## Start Entries provided

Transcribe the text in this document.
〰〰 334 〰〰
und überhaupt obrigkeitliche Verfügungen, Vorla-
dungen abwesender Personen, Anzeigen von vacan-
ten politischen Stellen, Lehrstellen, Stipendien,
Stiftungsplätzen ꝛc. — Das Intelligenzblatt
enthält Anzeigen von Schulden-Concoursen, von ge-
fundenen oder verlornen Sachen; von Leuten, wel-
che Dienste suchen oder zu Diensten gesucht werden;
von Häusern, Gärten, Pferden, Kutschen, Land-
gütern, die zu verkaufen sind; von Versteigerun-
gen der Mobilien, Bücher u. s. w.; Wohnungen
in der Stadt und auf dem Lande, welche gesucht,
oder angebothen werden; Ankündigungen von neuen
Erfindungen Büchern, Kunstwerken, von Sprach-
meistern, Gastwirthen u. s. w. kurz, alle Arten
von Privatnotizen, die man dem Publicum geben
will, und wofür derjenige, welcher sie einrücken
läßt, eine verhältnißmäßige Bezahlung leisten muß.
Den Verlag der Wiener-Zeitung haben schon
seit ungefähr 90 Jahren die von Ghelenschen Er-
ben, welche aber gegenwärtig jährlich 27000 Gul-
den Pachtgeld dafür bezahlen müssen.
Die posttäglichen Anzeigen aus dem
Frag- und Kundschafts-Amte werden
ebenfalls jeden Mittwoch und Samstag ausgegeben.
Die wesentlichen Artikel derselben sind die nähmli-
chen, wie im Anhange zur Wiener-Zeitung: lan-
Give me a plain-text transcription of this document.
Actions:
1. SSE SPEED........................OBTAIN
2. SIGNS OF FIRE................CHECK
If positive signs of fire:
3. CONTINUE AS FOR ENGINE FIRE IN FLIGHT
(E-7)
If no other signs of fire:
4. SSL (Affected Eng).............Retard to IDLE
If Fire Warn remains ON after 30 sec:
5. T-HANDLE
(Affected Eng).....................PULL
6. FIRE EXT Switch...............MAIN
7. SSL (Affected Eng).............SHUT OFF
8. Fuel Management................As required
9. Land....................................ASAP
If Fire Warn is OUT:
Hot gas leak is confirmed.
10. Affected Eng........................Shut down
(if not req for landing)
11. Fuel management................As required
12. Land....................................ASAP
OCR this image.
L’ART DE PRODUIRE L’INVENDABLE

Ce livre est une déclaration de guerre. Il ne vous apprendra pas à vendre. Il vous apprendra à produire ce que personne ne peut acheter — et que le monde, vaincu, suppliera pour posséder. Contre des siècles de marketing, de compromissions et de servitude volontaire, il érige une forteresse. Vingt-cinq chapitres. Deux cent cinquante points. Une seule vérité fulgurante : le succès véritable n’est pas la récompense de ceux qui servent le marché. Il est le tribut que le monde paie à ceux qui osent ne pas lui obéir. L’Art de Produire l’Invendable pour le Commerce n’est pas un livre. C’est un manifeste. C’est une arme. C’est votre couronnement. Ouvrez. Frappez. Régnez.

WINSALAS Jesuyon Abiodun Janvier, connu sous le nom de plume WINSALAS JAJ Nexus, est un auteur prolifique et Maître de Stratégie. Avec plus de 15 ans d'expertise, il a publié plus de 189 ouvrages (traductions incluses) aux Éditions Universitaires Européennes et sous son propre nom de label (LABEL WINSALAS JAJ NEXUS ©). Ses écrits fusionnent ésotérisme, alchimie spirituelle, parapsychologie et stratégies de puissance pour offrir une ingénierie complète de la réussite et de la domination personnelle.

## End Entries provided

### Task directions
What is the number of lines above that contain the string "Fuel"? Answer with the number alone.

### Answer
2